### Task description
Output all the entries word for word. Omit the pictures.
□ □ □
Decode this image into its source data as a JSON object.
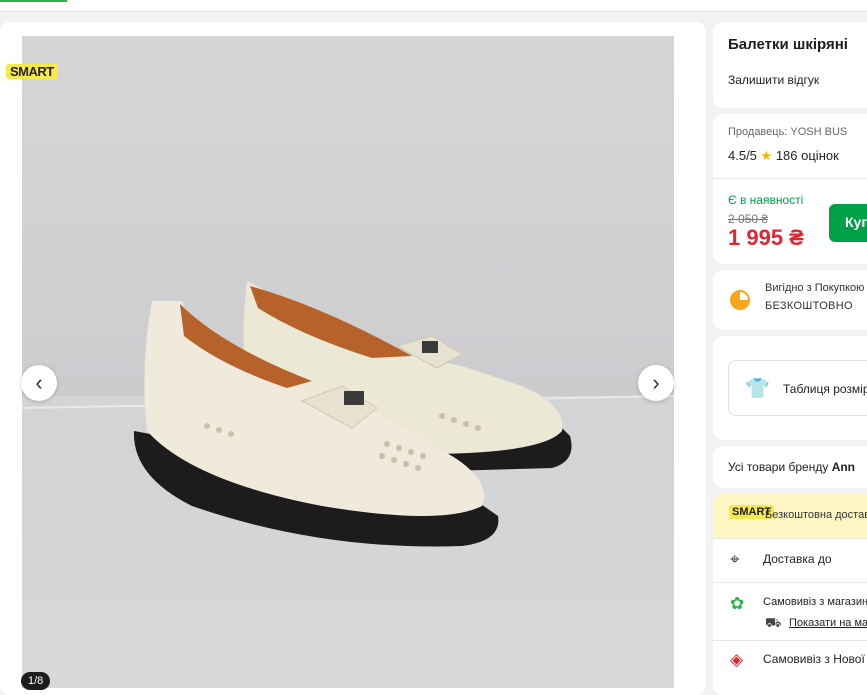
{
  "gallery": {
    "watermark": "SMART",
    "counter": "1/8",
    "prev_label": "‹",
    "next_label": "›"
  },
  "product": {
    "title": "Балетки шкіряні",
    "review_link": "Залишити відгук"
  },
  "seller": {
    "line": "Продавець: YOSH BUS",
    "rating": "4.5/5",
    "reviews_count": "186 оцінок"
  },
  "price": {
    "availability": "Є в наявності",
    "old_price": "2 050 ₴",
    "current_price": "1 995 ₴",
    "buy_label": "Купити"
  },
  "payment": {
    "line1": "Вигідно з Покупкою частинами",
    "line2": "БЕЗКОШТОВНО"
  },
  "size_table": {
    "label": "Таблиця розмірів"
  },
  "brand": {
    "prefix": "Усі товари бренду",
    "name": "Ann"
  },
  "delivery": {
    "promo_logo": "SMART",
    "promo_text": "Безкоштовна доставка",
    "address_label": "Доставка до",
    "pickup_store": "Самовивіз з магазину",
    "show_on_map": "Показати на мапі",
    "pickup_np": "Самовивіз з Нової пошти"
  },
  "colors": {
    "green": "#00a046",
    "price_red": "#e2252f",
    "star": "#f5b301"
  }
}
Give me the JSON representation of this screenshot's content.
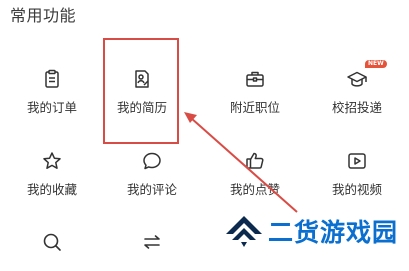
{
  "section": {
    "title": "常用功能"
  },
  "tiles": [
    {
      "label": "我的订单",
      "icon": "clipboard-icon"
    },
    {
      "label": "我的简历",
      "icon": "resume-icon"
    },
    {
      "label": "附近职位",
      "icon": "briefcase-icon"
    },
    {
      "label": "校招投递",
      "icon": "graduation-cap-icon",
      "badge": "NEW"
    },
    {
      "label": "我的收藏",
      "icon": "star-icon"
    },
    {
      "label": "我的评论",
      "icon": "speech-bubble-icon"
    },
    {
      "label": "我的点赞",
      "icon": "thumbs-up-icon"
    },
    {
      "label": "我的视频",
      "icon": "video-play-icon"
    },
    {
      "label": "",
      "icon": "search-icon"
    },
    {
      "label": "",
      "icon": "swap-arrows-icon"
    }
  ],
  "watermark": {
    "text": "二货游戏园"
  },
  "colors": {
    "highlight": "#d94c46",
    "watermark": "#0b6fd0",
    "badge": "#e5533a"
  }
}
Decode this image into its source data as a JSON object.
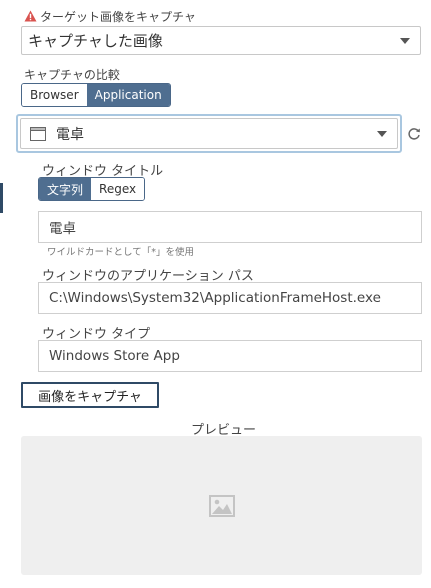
{
  "target": {
    "label": "ターゲット画像をキャプチャ",
    "selected": "キャプチャした画像"
  },
  "compare": {
    "label": "キャプチャの比較",
    "options": [
      "Browser",
      "Application"
    ],
    "selected": "Application"
  },
  "app_select": {
    "selected": "電卓"
  },
  "window_title": {
    "label": "ウィンドウ タイトル",
    "modes": [
      "文字列",
      "Regex"
    ],
    "selected_mode": "文字列",
    "value": "電卓",
    "hint": "ワイルドカードとして「*」を使用"
  },
  "app_path": {
    "label": "ウィンドウのアプリケーション パス",
    "value": "C:\\Windows\\System32\\ApplicationFrameHost.exe"
  },
  "window_type": {
    "label": "ウィンドウ タイプ",
    "value": "Windows Store App"
  },
  "capture_button": {
    "label": "画像をキャプチャ"
  },
  "preview": {
    "label": "プレビュー"
  },
  "colors": {
    "accent": "#4f6e90",
    "warning": "#d9534f",
    "focus_border": "#a9c7e0"
  },
  "icons": {
    "warning": "warning-icon",
    "window": "window-icon",
    "refresh": "refresh-icon",
    "image_placeholder": "image-placeholder-icon"
  }
}
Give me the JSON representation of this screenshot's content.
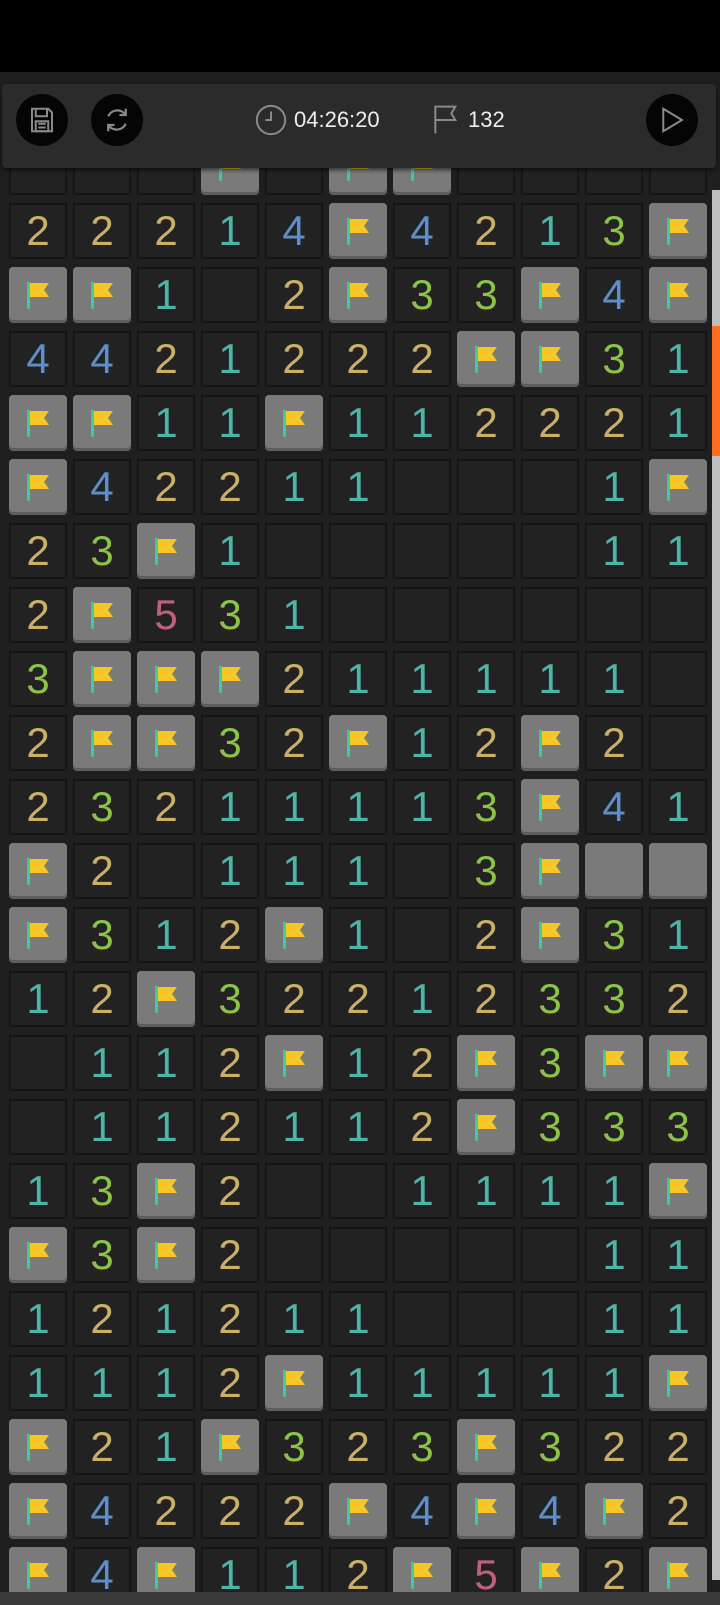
{
  "toolbar": {
    "timer": "04:26:20",
    "flag_count": "132",
    "icons": {
      "save": "save-icon",
      "restart": "refresh-icon",
      "timer": "clock-icon",
      "flags": "flag-icon",
      "play": "play-icon"
    }
  },
  "colors": {
    "accent": "#ff6d1f",
    "flag_yellow": "#f9c623",
    "flag_pole": "#3ec9a7",
    "n1": "#4db6ac",
    "n2": "#c9b06a",
    "n3": "#8bc34a",
    "n4": "#5b8fc9",
    "n5": "#c2607a"
  },
  "board": {
    "columns": 11,
    "legend": {
      "F": "flag",
      "C": "covered",
      "E": "empty",
      "P": "partial"
    },
    "rows": [
      [
        "E",
        "E",
        "P",
        "F",
        "P",
        "F",
        "F",
        "P",
        "E",
        "P",
        "P"
      ],
      [
        "2",
        "2",
        "2",
        "1",
        "4",
        "F",
        "4",
        "2",
        "1",
        "3",
        "F"
      ],
      [
        "F",
        "F",
        "1",
        "E",
        "2",
        "F",
        "3",
        "3",
        "F",
        "4",
        "F"
      ],
      [
        "4",
        "4",
        "2",
        "1",
        "2",
        "2",
        "2",
        "F",
        "F",
        "3",
        "1"
      ],
      [
        "F",
        "F",
        "1",
        "1",
        "F",
        "1",
        "1",
        "2",
        "2",
        "2",
        "1"
      ],
      [
        "F",
        "4",
        "2",
        "2",
        "1",
        "1",
        "E",
        "E",
        "E",
        "1",
        "F"
      ],
      [
        "2",
        "3",
        "F",
        "1",
        "E",
        "E",
        "E",
        "E",
        "E",
        "1",
        "1"
      ],
      [
        "2",
        "F",
        "5",
        "3",
        "1",
        "E",
        "E",
        "E",
        "E",
        "E",
        "E"
      ],
      [
        "3",
        "F",
        "F",
        "F",
        "2",
        "1",
        "1",
        "1",
        "1",
        "1",
        "E"
      ],
      [
        "2",
        "F",
        "F",
        "3",
        "2",
        "F",
        "1",
        "2",
        "F",
        "2",
        "E"
      ],
      [
        "2",
        "3",
        "2",
        "1",
        "1",
        "1",
        "1",
        "3",
        "F",
        "4",
        "1"
      ],
      [
        "F",
        "2",
        "E",
        "1",
        "1",
        "1",
        "E",
        "3",
        "F",
        "C",
        "C"
      ],
      [
        "F",
        "3",
        "1",
        "2",
        "F",
        "1",
        "E",
        "2",
        "F",
        "3",
        "1"
      ],
      [
        "1",
        "2",
        "F",
        "3",
        "2",
        "2",
        "1",
        "2",
        "3",
        "3",
        "2"
      ],
      [
        "E",
        "1",
        "1",
        "2",
        "F",
        "1",
        "2",
        "F",
        "3",
        "F",
        "F"
      ],
      [
        "E",
        "1",
        "1",
        "2",
        "1",
        "1",
        "2",
        "F",
        "3",
        "3",
        "3"
      ],
      [
        "1",
        "3",
        "F",
        "2",
        "E",
        "E",
        "1",
        "1",
        "1",
        "1",
        "F"
      ],
      [
        "F",
        "3",
        "F",
        "2",
        "E",
        "E",
        "E",
        "E",
        "E",
        "1",
        "1"
      ],
      [
        "1",
        "2",
        "1",
        "2",
        "1",
        "1",
        "E",
        "E",
        "E",
        "1",
        "1"
      ],
      [
        "1",
        "1",
        "1",
        "2",
        "F",
        "1",
        "1",
        "1",
        "1",
        "1",
        "F"
      ],
      [
        "F",
        "2",
        "1",
        "F",
        "3",
        "2",
        "3",
        "F",
        "3",
        "2",
        "2"
      ],
      [
        "F",
        "4",
        "2",
        "2",
        "2",
        "F",
        "4",
        "F",
        "4",
        "F",
        "2"
      ],
      [
        "F",
        "4",
        "F",
        "1",
        "1",
        "2",
        "F",
        "5",
        "F",
        "2",
        "F"
      ]
    ]
  }
}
□ □ □
### Complete response
Decode this image into its source data as a JSON object.
{
  "gallery": {
    "watermark": "SMART",
    "counter": "1/8",
    "prev_label": "‹",
    "next_label": "›"
  },
  "product": {
    "title": "Балетки шкіряні",
    "review_link": "Залишити відгук"
  },
  "seller": {
    "line": "Продавець: YOSH BUS",
    "rating": "4.5/5",
    "reviews_count": "186 оцінок"
  },
  "price": {
    "availability": "Є в наявності",
    "old_price": "2 050 ₴",
    "current_price": "1 995 ₴",
    "buy_label": "Купити"
  },
  "payment": {
    "line1": "Вигідно з Покупкою частинами",
    "line2": "БЕЗКОШТОВНО"
  },
  "size_table": {
    "label": "Таблиця розмірів"
  },
  "brand": {
    "prefix": "Усі товари бренду",
    "name": "Ann"
  },
  "delivery": {
    "promo_logo": "SMART",
    "promo_text": "Безкоштовна доставка",
    "address_label": "Доставка до",
    "pickup_store": "Самовивіз з магазину",
    "show_on_map": "Показати на мапі",
    "pickup_np": "Самовивіз з Нової пошти"
  },
  "colors": {
    "green": "#00a046",
    "price_red": "#e2252f",
    "star": "#f5b301"
  }
}
Give me the JSON representation of this screenshot's content.
{
  "section": {
    "title": "常用功能"
  },
  "tiles": [
    {
      "label": "我的订单",
      "icon": "clipboard-icon"
    },
    {
      "label": "我的简历",
      "icon": "resume-icon"
    },
    {
      "label": "附近职位",
      "icon": "briefcase-icon"
    },
    {
      "label": "校招投递",
      "icon": "graduation-cap-icon",
      "badge": "NEW"
    },
    {
      "label": "我的收藏",
      "icon": "star-icon"
    },
    {
      "label": "我的评论",
      "icon": "speech-bubble-icon"
    },
    {
      "label": "我的点赞",
      "icon": "thumbs-up-icon"
    },
    {
      "label": "我的视频",
      "icon": "video-play-icon"
    },
    {
      "label": "",
      "icon": "search-icon"
    },
    {
      "label": "",
      "icon": "swap-arrows-icon"
    }
  ],
  "watermark": {
    "text": "二货游戏园"
  },
  "colors": {
    "highlight": "#d94c46",
    "watermark": "#0b6fd0",
    "badge": "#e5533a"
  }
}
Decode this image into its source data as a JSON object.
{
  "target": {
    "label": "ターゲット画像をキャプチャ",
    "selected": "キャプチャした画像"
  },
  "compare": {
    "label": "キャプチャの比較",
    "options": [
      "Browser",
      "Application"
    ],
    "selected": "Application"
  },
  "app_select": {
    "selected": "電卓"
  },
  "window_title": {
    "label": "ウィンドウ タイトル",
    "modes": [
      "文字列",
      "Regex"
    ],
    "selected_mode": "文字列",
    "value": "電卓",
    "hint": "ワイルドカードとして「*」を使用"
  },
  "app_path": {
    "label": "ウィンドウのアプリケーション パス",
    "value": "C:\\Windows\\System32\\ApplicationFrameHost.exe"
  },
  "window_type": {
    "label": "ウィンドウ タイプ",
    "value": "Windows Store App"
  },
  "capture_button": {
    "label": "画像をキャプチャ"
  },
  "preview": {
    "label": "プレビュー"
  },
  "colors": {
    "accent": "#4f6e90",
    "warning": "#d9534f",
    "focus_border": "#a9c7e0"
  },
  "icons": {
    "warning": "warning-icon",
    "window": "window-icon",
    "refresh": "refresh-icon",
    "image_placeholder": "image-placeholder-icon"
  }
}
Give me the JSON representation of this screenshot's content.
{
  "toolbar": {
    "timer": "04:26:20",
    "flag_count": "132",
    "icons": {
      "save": "save-icon",
      "restart": "refresh-icon",
      "timer": "clock-icon",
      "flags": "flag-icon",
      "play": "play-icon"
    }
  },
  "colors": {
    "accent": "#ff6d1f",
    "flag_yellow": "#f9c623",
    "flag_pole": "#3ec9a7",
    "n1": "#4db6ac",
    "n2": "#c9b06a",
    "n3": "#8bc34a",
    "n4": "#5b8fc9",
    "n5": "#c2607a"
  },
  "board": {
    "columns": 11,
    "legend": {
      "F": "flag",
      "C": "covered",
      "E": "empty",
      "P": "partial"
    },
    "rows": [
      [
        "E",
        "E",
        "P",
        "F",
        "P",
        "F",
        "F",
        "P",
        "E",
        "P",
        "P"
      ],
      [
        "2",
        "2",
        "2",
        "1",
        "4",
        "F",
        "4",
        "2",
        "1",
        "3",
        "F"
      ],
      [
        "F",
        "F",
        "1",
        "E",
        "2",
        "F",
        "3",
        "3",
        "F",
        "4",
        "F"
      ],
      [
        "4",
        "4",
        "2",
        "1",
        "2",
        "2",
        "2",
        "F",
        "F",
        "3",
        "1"
      ],
      [
        "F",
        "F",
        "1",
        "1",
        "F",
        "1",
        "1",
        "2",
        "2",
        "2",
        "1"
      ],
      [
        "F",
        "4",
        "2",
        "2",
        "1",
        "1",
        "E",
        "E",
        "E",
        "1",
        "F"
      ],
      [
        "2",
        "3",
        "F",
        "1",
        "E",
        "E",
        "E",
        "E",
        "E",
        "1",
        "1"
      ],
      [
        "2",
        "F",
        "5",
        "3",
        "1",
        "E",
        "E",
        "E",
        "E",
        "E",
        "E"
      ],
      [
        "3",
        "F",
        "F",
        "F",
        "2",
        "1",
        "1",
        "1",
        "1",
        "1",
        "E"
      ],
      [
        "2",
        "F",
        "F",
        "3",
        "2",
        "F",
        "1",
        "2",
        "F",
        "2",
        "E"
      ],
      [
        "2",
        "3",
        "2",
        "1",
        "1",
        "1",
        "1",
        "3",
        "F",
        "4",
        "1"
      ],
      [
        "F",
        "2",
        "E",
        "1",
        "1",
        "1",
        "E",
        "3",
        "F",
        "C",
        "C"
      ],
      [
        "F",
        "3",
        "1",
        "2",
        "F",
        "1",
        "E",
        "2",
        "F",
        "3",
        "1"
      ],
      [
        "1",
        "2",
        "F",
        "3",
        "2",
        "2",
        "1",
        "2",
        "3",
        "3",
        "2"
      ],
      [
        "E",
        "1",
        "1",
        "2",
        "F",
        "1",
        "2",
        "F",
        "3",
        "F",
        "F"
      ],
      [
        "E",
        "1",
        "1",
        "2",
        "1",
        "1",
        "2",
        "F",
        "3",
        "3",
        "3"
      ],
      [
        "1",
        "3",
        "F",
        "2",
        "E",
        "E",
        "1",
        "1",
        "1",
        "1",
        "F"
      ],
      [
        "F",
        "3",
        "F",
        "2",
        "E",
        "E",
        "E",
        "E",
        "E",
        "1",
        "1"
      ],
      [
        "1",
        "2",
        "1",
        "2",
        "1",
        "1",
        "E",
        "E",
        "E",
        "1",
        "1"
      ],
      [
        "1",
        "1",
        "1",
        "2",
        "F",
        "1",
        "1",
        "1",
        "1",
        "1",
        "F"
      ],
      [
        "F",
        "2",
        "1",
        "F",
        "3",
        "2",
        "3",
        "F",
        "3",
        "2",
        "2"
      ],
      [
        "F",
        "4",
        "2",
        "2",
        "2",
        "F",
        "4",
        "F",
        "4",
        "F",
        "2"
      ],
      [
        "F",
        "4",
        "F",
        "1",
        "1",
        "2",
        "F",
        "5",
        "F",
        "2",
        "F"
      ]
    ]
  }
}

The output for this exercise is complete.